Goal: Copy out all the entries word for word.

■ ■ ■ ■ ■ ■ ■

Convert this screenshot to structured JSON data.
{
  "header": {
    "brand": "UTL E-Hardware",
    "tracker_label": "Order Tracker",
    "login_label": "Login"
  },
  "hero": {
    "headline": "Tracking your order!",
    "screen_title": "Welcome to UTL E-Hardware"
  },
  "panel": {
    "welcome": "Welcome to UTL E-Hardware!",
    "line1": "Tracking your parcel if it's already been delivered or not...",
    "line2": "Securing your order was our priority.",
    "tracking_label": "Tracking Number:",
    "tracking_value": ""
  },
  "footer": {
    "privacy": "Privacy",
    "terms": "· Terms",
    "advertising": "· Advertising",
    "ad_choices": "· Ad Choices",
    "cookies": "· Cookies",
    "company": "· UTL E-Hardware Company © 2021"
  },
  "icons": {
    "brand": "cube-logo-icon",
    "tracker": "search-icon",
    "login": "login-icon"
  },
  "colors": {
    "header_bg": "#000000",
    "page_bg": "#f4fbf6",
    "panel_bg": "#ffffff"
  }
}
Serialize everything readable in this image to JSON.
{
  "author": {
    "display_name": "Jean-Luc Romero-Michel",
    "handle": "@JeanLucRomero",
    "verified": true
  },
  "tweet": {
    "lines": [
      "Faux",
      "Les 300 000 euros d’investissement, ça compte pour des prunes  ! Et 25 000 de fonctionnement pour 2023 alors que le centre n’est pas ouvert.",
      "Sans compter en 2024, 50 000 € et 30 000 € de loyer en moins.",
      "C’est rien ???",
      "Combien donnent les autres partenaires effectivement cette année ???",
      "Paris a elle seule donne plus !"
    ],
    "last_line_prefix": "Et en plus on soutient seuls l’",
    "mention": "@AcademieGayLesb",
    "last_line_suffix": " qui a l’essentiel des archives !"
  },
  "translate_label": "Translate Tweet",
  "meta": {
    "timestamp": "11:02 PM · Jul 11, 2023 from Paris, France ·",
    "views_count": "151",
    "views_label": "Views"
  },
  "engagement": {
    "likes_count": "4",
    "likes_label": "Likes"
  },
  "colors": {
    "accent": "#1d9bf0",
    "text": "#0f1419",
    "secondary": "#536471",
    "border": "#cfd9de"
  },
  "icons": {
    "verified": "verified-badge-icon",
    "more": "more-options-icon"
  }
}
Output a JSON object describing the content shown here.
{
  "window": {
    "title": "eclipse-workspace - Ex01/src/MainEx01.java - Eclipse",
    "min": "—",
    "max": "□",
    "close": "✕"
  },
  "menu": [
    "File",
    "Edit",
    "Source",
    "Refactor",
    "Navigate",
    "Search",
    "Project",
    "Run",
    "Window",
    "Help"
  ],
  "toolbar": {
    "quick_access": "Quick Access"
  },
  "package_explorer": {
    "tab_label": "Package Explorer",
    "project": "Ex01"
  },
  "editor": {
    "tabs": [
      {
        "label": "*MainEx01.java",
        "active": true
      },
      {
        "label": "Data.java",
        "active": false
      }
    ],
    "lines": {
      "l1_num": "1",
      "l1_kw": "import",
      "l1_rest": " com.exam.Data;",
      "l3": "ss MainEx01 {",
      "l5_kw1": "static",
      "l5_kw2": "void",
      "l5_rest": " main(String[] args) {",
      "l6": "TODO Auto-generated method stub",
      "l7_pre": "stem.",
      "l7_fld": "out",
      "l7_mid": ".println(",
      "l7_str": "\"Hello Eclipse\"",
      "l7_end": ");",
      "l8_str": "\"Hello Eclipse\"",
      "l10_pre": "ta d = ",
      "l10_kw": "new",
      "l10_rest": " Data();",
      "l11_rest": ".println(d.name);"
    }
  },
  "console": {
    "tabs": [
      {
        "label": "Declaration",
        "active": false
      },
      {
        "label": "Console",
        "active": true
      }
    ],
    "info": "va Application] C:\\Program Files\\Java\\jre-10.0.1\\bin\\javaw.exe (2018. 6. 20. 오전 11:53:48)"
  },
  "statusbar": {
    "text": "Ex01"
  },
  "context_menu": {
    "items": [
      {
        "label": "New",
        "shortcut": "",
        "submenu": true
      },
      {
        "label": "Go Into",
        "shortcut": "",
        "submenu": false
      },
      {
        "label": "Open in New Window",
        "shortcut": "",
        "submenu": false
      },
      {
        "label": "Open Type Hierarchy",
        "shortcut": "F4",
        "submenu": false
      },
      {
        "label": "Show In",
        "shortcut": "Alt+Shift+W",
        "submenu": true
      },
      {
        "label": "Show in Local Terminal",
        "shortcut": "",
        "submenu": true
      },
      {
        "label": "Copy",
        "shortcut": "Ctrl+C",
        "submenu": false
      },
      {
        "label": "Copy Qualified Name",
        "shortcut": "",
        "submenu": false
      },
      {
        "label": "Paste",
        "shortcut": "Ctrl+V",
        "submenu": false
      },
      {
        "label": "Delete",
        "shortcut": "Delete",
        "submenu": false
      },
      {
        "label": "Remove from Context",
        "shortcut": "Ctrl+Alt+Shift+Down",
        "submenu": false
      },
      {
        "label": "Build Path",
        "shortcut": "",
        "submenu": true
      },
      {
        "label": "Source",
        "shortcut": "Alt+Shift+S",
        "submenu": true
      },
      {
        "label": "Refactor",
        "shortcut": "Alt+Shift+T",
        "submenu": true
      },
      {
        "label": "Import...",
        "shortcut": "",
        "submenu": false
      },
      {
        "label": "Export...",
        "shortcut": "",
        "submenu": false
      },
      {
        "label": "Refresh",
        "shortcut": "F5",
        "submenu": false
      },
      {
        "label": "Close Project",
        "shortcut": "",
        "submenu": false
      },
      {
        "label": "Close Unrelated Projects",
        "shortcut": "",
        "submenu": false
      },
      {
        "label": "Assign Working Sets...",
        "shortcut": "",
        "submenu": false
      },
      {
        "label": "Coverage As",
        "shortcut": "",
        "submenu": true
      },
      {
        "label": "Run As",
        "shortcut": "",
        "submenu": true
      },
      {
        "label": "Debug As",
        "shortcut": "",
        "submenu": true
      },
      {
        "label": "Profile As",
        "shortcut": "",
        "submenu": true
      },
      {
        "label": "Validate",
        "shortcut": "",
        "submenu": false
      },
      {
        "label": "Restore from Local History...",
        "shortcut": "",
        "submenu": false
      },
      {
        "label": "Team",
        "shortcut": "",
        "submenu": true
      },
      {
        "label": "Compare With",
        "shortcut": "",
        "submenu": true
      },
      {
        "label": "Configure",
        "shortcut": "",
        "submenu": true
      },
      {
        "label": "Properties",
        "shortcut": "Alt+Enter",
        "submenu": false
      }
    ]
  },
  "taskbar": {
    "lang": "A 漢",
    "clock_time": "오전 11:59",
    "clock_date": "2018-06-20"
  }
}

■ ■ ■ ■ ■ ■ ■

Response to this task:
Convert this screenshot to structured JSON data.
{
  "header": {
    "brand": "UTL E-Hardware",
    "tracker_label": "Order Tracker",
    "login_label": "Login"
  },
  "hero": {
    "headline": "Tracking your order!",
    "screen_title": "Welcome to UTL E-Hardware"
  },
  "panel": {
    "welcome": "Welcome to UTL E-Hardware!",
    "line1": "Tracking your parcel if it's already been delivered or not...",
    "line2": "Securing your order was our priority.",
    "tracking_label": "Tracking Number:",
    "tracking_value": ""
  },
  "footer": {
    "privacy": "Privacy",
    "terms": "· Terms",
    "advertising": "· Advertising",
    "ad_choices": "· Ad Choices",
    "cookies": "· Cookies",
    "company": "· UTL E-Hardware Company © 2021"
  },
  "icons": {
    "brand": "cube-logo-icon",
    "tracker": "search-icon",
    "login": "login-icon"
  },
  "colors": {
    "header_bg": "#000000",
    "page_bg": "#f4fbf6",
    "panel_bg": "#ffffff"
  }
}
Serialize everything readable in this image to JSON.
{
  "author": {
    "display_name": "Jean-Luc Romero-Michel",
    "handle": "@JeanLucRomero",
    "verified": true
  },
  "tweet": {
    "lines": [
      "Faux",
      "Les 300 000 euros d’investissement, ça compte pour des prunes  ! Et 25 000 de fonctionnement pour 2023 alors que le centre n’est pas ouvert.",
      "Sans compter en 2024, 50 000 € et 30 000 € de loyer en moins.",
      "C’est rien ???",
      "Combien donnent les autres partenaires effectivement cette année ???",
      "Paris a elle seule donne plus !"
    ],
    "last_line_prefix": "Et en plus on soutient seuls l’",
    "mention": "@AcademieGayLesb",
    "last_line_suffix": " qui a l’essentiel des archives !"
  },
  "translate_label": "Translate Tweet",
  "meta": {
    "timestamp": "11:02 PM · Jul 11, 2023 from Paris, France ·",
    "views_count": "151",
    "views_label": "Views"
  },
  "engagement": {
    "likes_count": "4",
    "likes_label": "Likes"
  },
  "colors": {
    "accent": "#1d9bf0",
    "text": "#0f1419",
    "secondary": "#536471",
    "border": "#cfd9de"
  },
  "icons": {
    "verified": "verified-badge-icon",
    "more": "more-options-icon"
  }
}
Output a JSON object describing the content shown here.
{
  "window": {
    "title": "eclipse-workspace - Ex01/src/MainEx01.java - Eclipse",
    "min": "—",
    "max": "□",
    "close": "✕"
  },
  "menu": [
    "File",
    "Edit",
    "Source",
    "Refactor",
    "Navigate",
    "Search",
    "Project",
    "Run",
    "Window",
    "Help"
  ],
  "toolbar": {
    "quick_access": "Quick Access"
  },
  "package_explorer": {
    "tab_label": "Package Explorer",
    "project": "Ex01"
  },
  "editor": {
    "tabs": [
      {
        "label": "*MainEx01.java",
        "active": true
      },
      {
        "label": "Data.java",
        "active": false
      }
    ],
    "lines": {
      "l1_num": "1",
      "l1_kw": "import",
      "l1_rest": " com.exam.Data;",
      "l3": "ss MainEx01 {",
      "l5_kw1": "static",
      "l5_kw2": "void",
      "l5_rest": " main(String[] args) {",
      "l6": "TODO Auto-generated method stub",
      "l7_pre": "stem.",
      "l7_fld": "out",
      "l7_mid": ".println(",
      "l7_str": "\"Hello Eclipse\"",
      "l7_end": ");",
      "l8_str": "\"Hello Eclipse\"",
      "l10_pre": "ta d = ",
      "l10_kw": "new",
      "l10_rest": " Data();",
      "l11_rest": ".println(d.name);"
    }
  },
  "console": {
    "tabs": [
      {
        "label": "Declaration",
        "active": false
      },
      {
        "label": "Console",
        "active": true
      }
    ],
    "info": "va Application] C:\\Program Files\\Java\\jre-10.0.1\\bin\\javaw.exe (2018. 6. 20. 오전 11:53:48)"
  },
  "statusbar": {
    "text": "Ex01"
  },
  "context_menu": {
    "items": [
      {
        "label": "New",
        "shortcut": "",
        "submenu": true
      },
      {
        "label": "Go Into",
        "shortcut": "",
        "submenu": false
      },
      {
        "label": "Open in New Window",
        "shortcut": "",
        "submenu": false
      },
      {
        "label": "Open Type Hierarchy",
        "shortcut": "F4",
        "submenu": false
      },
      {
        "label": "Show In",
        "shortcut": "Alt+Shift+W",
        "submenu": true
      },
      {
        "label": "Show in Local Terminal",
        "shortcut": "",
        "submenu": true
      },
      {
        "label": "Copy",
        "shortcut": "Ctrl+C",
        "submenu": false
      },
      {
        "label": "Copy Qualified Name",
        "shortcut": "",
        "submenu": false
      },
      {
        "label": "Paste",
        "shortcut": "Ctrl+V",
        "submenu": false
      },
      {
        "label": "Delete",
        "shortcut": "Delete",
        "submenu": false
      },
      {
        "label": "Remove from Context",
        "shortcut": "Ctrl+Alt+Shift+Down",
        "submenu": false
      },
      {
        "label": "Build Path",
        "shortcut": "",
        "submenu": true
      },
      {
        "label": "Source",
        "shortcut": "Alt+Shift+S",
        "submenu": true
      },
      {
        "label": "Refactor",
        "shortcut": "Alt+Shift+T",
        "submenu": true
      },
      {
        "label": "Import...",
        "shortcut": "",
        "submenu": false
      },
      {
        "label": "Export...",
        "shortcut": "",
        "submenu": false
      },
      {
        "label": "Refresh",
        "shortcut": "F5",
        "submenu": false
      },
      {
        "label": "Close Project",
        "shortcut": "",
        "submenu": false
      },
      {
        "label": "Close Unrelated Projects",
        "shortcut": "",
        "submenu": false
      },
      {
        "label": "Assign Working Sets...",
        "shortcut": "",
        "submenu": false
      },
      {
        "label": "Coverage As",
        "shortcut": "",
        "submenu": true
      },
      {
        "label": "Run As",
        "shortcut": "",
        "submenu": true
      },
      {
        "label": "Debug As",
        "shortcut": "",
        "submenu": true
      },
      {
        "label": "Profile As",
        "shortcut": "",
        "submenu": true
      },
      {
        "label": "Validate",
        "shortcut": "",
        "submenu": false
      },
      {
        "label": "Restore from Local History...",
        "shortcut": "",
        "submenu": false
      },
      {
        "label": "Team",
        "shortcut": "",
        "submenu": true
      },
      {
        "label": "Compare With",
        "shortcut": "",
        "submenu": true
      },
      {
        "label": "Configure",
        "shortcut": "",
        "submenu": true
      },
      {
        "label": "Properties",
        "shortcut": "Alt+Enter",
        "submenu": false
      }
    ]
  },
  "taskbar": {
    "lang": "A 漢",
    "clock_time": "오전 11:59",
    "clock_date": "2018-06-20"
  }
}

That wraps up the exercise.